**What is being asked:** Among the entries below, find each line holding "fall" and return it.
[[ Provided records open ]]
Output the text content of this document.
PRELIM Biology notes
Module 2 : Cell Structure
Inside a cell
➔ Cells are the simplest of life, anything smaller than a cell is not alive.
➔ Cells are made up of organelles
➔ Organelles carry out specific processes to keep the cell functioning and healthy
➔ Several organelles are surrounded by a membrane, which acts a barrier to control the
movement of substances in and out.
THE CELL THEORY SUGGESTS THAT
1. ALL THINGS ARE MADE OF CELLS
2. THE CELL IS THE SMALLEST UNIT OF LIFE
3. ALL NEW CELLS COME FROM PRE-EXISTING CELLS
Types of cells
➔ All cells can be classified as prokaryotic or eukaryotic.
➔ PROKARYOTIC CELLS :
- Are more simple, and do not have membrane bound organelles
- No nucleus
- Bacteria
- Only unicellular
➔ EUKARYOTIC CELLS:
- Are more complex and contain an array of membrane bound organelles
[[ Provided records closed ]]
[[ Provided records open ]]
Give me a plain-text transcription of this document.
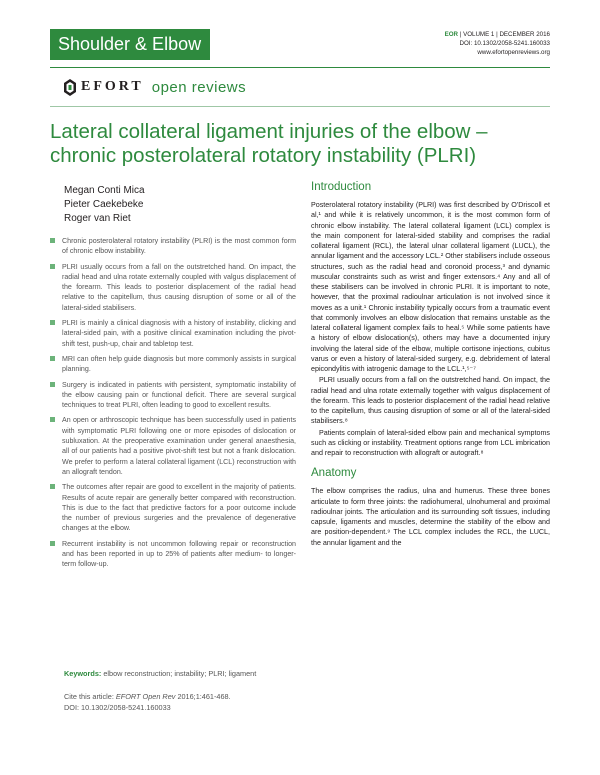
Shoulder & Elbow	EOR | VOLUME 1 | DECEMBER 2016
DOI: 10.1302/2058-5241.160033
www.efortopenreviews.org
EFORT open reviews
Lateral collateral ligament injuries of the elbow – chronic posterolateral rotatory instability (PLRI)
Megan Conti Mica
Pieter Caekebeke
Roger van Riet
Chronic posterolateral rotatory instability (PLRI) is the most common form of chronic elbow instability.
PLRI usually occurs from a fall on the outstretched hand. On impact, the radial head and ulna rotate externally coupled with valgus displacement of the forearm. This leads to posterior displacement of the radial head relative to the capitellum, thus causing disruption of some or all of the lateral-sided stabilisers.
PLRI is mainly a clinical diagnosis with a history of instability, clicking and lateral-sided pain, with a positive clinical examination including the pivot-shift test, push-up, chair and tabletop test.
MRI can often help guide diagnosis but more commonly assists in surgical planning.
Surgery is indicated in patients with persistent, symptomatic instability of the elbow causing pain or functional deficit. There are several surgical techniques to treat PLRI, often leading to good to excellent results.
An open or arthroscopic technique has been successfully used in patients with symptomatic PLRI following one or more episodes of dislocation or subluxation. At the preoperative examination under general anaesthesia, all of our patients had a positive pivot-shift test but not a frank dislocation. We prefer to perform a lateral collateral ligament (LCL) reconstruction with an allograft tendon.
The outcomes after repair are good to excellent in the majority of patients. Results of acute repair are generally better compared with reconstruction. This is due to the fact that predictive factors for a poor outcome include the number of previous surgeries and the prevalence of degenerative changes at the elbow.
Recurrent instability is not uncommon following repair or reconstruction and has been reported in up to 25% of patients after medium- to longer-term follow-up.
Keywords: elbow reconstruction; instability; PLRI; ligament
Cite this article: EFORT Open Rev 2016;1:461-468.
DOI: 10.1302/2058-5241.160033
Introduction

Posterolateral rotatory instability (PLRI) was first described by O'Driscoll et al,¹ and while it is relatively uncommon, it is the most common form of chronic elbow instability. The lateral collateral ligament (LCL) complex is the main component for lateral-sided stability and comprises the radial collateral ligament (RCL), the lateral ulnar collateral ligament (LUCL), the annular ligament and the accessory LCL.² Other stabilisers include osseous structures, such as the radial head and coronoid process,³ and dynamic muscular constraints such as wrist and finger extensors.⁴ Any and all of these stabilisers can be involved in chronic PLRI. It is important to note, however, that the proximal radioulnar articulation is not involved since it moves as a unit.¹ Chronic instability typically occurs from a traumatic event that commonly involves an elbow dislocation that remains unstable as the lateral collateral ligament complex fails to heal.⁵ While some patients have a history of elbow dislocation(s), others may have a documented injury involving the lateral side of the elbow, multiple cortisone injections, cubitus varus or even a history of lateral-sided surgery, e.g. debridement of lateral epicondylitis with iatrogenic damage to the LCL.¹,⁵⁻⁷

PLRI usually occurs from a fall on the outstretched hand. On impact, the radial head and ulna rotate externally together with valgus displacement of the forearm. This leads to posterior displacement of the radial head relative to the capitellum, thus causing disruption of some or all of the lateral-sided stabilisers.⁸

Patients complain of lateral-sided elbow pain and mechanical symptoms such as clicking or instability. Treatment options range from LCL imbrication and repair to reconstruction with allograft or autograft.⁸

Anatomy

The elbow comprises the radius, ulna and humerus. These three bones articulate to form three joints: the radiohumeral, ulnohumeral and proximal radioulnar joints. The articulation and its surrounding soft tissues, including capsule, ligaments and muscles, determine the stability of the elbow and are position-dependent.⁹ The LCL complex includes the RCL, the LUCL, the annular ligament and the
[[ Provided records closed ]]
[[ Provided records open ]]
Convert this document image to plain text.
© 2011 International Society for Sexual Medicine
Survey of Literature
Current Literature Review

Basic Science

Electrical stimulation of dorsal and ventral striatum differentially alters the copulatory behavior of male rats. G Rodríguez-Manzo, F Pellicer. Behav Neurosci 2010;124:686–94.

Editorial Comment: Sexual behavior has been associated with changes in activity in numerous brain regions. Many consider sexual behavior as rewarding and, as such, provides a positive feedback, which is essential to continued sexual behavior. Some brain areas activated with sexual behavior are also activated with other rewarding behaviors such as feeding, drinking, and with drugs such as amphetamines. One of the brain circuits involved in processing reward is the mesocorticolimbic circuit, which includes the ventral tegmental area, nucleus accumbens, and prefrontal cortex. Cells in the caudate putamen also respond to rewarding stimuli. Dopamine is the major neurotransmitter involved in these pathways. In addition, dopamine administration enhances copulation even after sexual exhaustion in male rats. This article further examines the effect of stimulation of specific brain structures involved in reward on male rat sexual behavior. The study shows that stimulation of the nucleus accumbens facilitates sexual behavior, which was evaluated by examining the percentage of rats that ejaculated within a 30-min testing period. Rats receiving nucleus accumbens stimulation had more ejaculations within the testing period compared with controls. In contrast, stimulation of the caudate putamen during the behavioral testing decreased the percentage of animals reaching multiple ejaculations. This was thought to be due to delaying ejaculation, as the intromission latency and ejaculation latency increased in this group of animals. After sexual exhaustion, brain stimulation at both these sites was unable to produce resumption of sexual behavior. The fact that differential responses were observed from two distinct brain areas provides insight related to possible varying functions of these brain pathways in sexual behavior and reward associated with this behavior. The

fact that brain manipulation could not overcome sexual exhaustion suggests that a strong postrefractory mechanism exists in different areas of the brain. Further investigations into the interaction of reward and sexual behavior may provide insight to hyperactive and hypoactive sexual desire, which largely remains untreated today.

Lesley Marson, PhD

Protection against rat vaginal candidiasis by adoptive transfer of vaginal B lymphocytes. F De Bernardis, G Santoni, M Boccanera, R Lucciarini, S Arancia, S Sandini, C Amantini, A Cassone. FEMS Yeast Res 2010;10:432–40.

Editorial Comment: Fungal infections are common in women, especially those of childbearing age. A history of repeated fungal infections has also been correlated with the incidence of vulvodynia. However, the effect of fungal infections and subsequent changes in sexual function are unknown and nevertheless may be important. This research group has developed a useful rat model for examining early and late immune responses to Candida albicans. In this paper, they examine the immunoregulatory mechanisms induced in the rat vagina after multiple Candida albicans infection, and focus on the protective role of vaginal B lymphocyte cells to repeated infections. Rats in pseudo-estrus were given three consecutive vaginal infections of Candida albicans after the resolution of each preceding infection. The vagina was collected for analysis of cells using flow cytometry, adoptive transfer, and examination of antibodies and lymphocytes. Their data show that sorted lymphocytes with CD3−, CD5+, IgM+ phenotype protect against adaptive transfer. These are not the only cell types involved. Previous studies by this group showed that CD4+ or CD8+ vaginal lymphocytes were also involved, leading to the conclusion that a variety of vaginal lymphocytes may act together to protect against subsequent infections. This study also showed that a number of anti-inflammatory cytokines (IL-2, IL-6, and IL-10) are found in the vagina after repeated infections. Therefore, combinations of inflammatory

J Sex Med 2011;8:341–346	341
[[ Provided records closed ]]
**Response below:**
PLRI usually occurs from a fall on the outstretched hand. On impact, the radial head and ulna rotate externally coupled with valgus displacement of the forearm. This leads to posterior displacement of the radial head relative to the capitellum, thus causing disruption of some or all of the lateral-sided stabilisers.
PLRI usually occurs from a fall on the outstretched hand. On impact, the radial head and ulna rotate externally together with valgus displacement of the forearm. This leads to posterior displacement of the radial head relative to the capitellum, thus causing disruption of some or all of the lateral-sided stabilisers.⁸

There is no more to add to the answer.